▸ JOB: In the entries below, count every line containing "Green". Return the number and nothing else.

▸ DATA LINES:
______

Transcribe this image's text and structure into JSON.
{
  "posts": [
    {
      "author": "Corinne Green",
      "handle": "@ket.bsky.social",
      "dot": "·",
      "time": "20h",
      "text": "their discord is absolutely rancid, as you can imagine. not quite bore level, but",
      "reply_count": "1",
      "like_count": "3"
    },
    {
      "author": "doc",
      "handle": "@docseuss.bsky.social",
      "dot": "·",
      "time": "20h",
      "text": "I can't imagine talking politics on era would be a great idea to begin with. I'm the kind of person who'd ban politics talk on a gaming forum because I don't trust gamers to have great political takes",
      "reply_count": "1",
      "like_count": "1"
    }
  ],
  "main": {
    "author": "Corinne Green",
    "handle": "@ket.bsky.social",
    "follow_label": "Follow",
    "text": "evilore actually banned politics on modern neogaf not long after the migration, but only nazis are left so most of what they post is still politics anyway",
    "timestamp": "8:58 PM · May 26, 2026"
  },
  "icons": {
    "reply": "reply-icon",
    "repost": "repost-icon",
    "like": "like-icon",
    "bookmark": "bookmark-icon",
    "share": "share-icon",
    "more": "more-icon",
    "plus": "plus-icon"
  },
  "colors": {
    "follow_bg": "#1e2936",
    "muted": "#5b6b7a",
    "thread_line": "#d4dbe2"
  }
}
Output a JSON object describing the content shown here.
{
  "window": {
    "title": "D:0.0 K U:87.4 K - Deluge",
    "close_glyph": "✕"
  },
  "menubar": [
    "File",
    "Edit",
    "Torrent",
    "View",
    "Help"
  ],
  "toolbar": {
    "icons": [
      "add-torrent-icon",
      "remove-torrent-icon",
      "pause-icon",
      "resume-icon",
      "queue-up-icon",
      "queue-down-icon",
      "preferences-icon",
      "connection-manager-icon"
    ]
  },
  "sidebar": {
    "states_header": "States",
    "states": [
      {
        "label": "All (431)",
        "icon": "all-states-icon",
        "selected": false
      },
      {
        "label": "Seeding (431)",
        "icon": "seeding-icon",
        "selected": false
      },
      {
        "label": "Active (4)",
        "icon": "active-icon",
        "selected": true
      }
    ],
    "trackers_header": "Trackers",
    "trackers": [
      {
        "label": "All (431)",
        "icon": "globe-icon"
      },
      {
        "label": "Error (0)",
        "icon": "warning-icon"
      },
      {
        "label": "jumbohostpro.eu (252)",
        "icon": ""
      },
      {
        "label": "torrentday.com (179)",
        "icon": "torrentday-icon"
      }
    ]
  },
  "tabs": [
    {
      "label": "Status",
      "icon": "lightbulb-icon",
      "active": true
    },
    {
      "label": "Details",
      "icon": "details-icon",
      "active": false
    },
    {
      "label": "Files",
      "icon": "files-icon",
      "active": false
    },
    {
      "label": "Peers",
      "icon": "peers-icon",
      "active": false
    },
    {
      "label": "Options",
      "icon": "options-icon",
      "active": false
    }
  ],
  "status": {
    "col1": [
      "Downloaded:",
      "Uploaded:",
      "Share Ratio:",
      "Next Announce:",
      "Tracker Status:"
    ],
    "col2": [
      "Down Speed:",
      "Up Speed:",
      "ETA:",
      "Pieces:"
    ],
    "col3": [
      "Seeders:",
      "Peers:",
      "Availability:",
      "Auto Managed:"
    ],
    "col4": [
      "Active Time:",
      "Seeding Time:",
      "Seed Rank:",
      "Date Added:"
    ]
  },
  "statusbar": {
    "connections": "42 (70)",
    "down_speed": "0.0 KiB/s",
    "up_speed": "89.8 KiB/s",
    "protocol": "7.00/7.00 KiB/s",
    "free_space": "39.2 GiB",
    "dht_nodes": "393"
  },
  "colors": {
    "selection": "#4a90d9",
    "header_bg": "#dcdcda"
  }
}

______

▸ RIGHT ANSWER: 2